• **Stated exercise**
Pull out every line from the listing that has the word "NiNode".

>>>

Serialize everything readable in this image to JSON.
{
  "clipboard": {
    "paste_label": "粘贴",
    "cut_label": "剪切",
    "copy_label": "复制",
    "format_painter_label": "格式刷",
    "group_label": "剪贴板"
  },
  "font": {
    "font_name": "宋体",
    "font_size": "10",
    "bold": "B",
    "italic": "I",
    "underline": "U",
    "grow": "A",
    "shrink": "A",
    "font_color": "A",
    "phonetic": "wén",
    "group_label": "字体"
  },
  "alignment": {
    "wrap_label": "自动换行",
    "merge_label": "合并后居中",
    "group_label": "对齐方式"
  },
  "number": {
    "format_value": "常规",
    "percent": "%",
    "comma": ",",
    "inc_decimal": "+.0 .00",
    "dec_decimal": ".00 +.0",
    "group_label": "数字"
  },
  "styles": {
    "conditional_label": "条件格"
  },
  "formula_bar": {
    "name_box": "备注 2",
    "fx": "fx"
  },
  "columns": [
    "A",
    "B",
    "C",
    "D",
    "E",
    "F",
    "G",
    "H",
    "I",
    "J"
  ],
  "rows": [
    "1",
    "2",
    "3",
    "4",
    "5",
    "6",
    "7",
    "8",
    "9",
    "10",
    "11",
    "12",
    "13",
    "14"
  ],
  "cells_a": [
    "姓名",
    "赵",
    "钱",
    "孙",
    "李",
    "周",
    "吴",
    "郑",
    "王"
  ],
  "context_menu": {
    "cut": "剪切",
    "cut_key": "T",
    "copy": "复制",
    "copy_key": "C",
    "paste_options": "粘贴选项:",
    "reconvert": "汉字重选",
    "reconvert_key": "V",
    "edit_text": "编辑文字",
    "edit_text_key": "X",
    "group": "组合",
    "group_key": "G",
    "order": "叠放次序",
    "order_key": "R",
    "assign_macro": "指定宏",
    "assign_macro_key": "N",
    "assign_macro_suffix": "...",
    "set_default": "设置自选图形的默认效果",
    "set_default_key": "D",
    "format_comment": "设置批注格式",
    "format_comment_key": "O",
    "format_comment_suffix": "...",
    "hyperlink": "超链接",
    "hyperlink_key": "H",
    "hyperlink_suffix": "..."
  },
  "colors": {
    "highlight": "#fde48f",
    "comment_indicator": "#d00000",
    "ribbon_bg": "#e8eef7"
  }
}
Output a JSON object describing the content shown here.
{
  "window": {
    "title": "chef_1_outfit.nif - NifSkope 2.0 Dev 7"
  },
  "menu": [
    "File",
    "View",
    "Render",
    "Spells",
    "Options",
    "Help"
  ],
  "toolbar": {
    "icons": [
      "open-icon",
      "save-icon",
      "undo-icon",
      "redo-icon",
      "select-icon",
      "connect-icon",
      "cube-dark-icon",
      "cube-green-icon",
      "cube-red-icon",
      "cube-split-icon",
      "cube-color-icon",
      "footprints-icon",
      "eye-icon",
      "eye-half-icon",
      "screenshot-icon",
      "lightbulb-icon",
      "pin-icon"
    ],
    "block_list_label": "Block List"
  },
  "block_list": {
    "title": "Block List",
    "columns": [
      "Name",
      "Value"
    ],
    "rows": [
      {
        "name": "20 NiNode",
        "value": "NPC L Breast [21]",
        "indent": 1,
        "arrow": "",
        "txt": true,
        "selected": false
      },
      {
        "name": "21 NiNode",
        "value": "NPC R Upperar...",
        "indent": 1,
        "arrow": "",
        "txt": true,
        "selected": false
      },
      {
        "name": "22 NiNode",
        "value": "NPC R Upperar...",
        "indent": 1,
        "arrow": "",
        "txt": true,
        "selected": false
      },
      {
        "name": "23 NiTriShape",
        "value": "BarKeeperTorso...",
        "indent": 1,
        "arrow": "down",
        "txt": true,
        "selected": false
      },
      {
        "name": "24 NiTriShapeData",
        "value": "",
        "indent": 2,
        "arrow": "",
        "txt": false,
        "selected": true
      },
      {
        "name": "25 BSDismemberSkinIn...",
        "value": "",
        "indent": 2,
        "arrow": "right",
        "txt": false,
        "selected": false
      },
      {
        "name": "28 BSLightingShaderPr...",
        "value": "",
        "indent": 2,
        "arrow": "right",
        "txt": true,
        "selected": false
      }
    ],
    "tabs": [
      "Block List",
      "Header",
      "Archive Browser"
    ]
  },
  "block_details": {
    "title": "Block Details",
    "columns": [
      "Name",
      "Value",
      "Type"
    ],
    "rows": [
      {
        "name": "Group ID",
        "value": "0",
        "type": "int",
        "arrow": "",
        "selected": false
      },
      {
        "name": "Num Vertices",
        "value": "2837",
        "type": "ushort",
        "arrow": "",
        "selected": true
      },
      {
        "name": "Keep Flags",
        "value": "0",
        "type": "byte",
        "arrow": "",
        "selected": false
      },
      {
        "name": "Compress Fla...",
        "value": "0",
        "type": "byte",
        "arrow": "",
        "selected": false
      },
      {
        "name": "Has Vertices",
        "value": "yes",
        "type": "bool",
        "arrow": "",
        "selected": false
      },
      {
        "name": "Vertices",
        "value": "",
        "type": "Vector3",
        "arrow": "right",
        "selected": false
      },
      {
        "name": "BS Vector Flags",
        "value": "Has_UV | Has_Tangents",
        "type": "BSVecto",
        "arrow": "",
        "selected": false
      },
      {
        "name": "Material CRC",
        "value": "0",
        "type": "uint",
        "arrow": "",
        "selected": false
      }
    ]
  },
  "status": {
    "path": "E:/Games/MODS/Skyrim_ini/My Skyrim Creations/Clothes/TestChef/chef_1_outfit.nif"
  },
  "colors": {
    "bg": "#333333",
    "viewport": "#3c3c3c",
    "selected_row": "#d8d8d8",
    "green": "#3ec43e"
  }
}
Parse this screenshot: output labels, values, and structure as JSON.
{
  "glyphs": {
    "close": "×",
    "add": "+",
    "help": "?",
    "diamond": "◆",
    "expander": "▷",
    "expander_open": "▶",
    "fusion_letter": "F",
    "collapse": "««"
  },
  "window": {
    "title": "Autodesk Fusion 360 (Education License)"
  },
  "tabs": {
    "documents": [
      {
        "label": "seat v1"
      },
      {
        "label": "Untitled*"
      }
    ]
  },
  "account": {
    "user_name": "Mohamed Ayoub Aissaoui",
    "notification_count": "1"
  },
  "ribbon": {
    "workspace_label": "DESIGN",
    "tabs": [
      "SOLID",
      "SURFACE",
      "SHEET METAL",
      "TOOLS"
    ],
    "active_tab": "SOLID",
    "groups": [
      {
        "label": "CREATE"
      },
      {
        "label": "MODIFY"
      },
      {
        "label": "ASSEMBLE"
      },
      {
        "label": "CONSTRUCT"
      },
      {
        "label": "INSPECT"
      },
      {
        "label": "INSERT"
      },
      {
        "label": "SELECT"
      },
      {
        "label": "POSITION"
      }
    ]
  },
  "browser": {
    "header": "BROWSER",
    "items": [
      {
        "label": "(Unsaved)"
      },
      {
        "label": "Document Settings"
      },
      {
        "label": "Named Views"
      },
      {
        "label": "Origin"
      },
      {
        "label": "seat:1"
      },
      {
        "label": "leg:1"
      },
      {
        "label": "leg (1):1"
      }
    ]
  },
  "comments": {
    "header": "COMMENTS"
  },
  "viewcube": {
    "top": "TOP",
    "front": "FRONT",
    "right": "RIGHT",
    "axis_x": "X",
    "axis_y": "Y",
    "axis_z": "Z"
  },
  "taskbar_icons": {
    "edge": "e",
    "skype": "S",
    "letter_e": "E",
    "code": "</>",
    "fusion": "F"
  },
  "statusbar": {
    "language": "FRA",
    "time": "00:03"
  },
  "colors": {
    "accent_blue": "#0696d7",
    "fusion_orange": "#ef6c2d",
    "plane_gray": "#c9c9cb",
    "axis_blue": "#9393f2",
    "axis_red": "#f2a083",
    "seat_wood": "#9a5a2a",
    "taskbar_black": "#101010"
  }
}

<<<

• **Exercise answer**
        "name": "20 NiNode",
        "name": "21 NiNode",
        "name": "22 NiNode",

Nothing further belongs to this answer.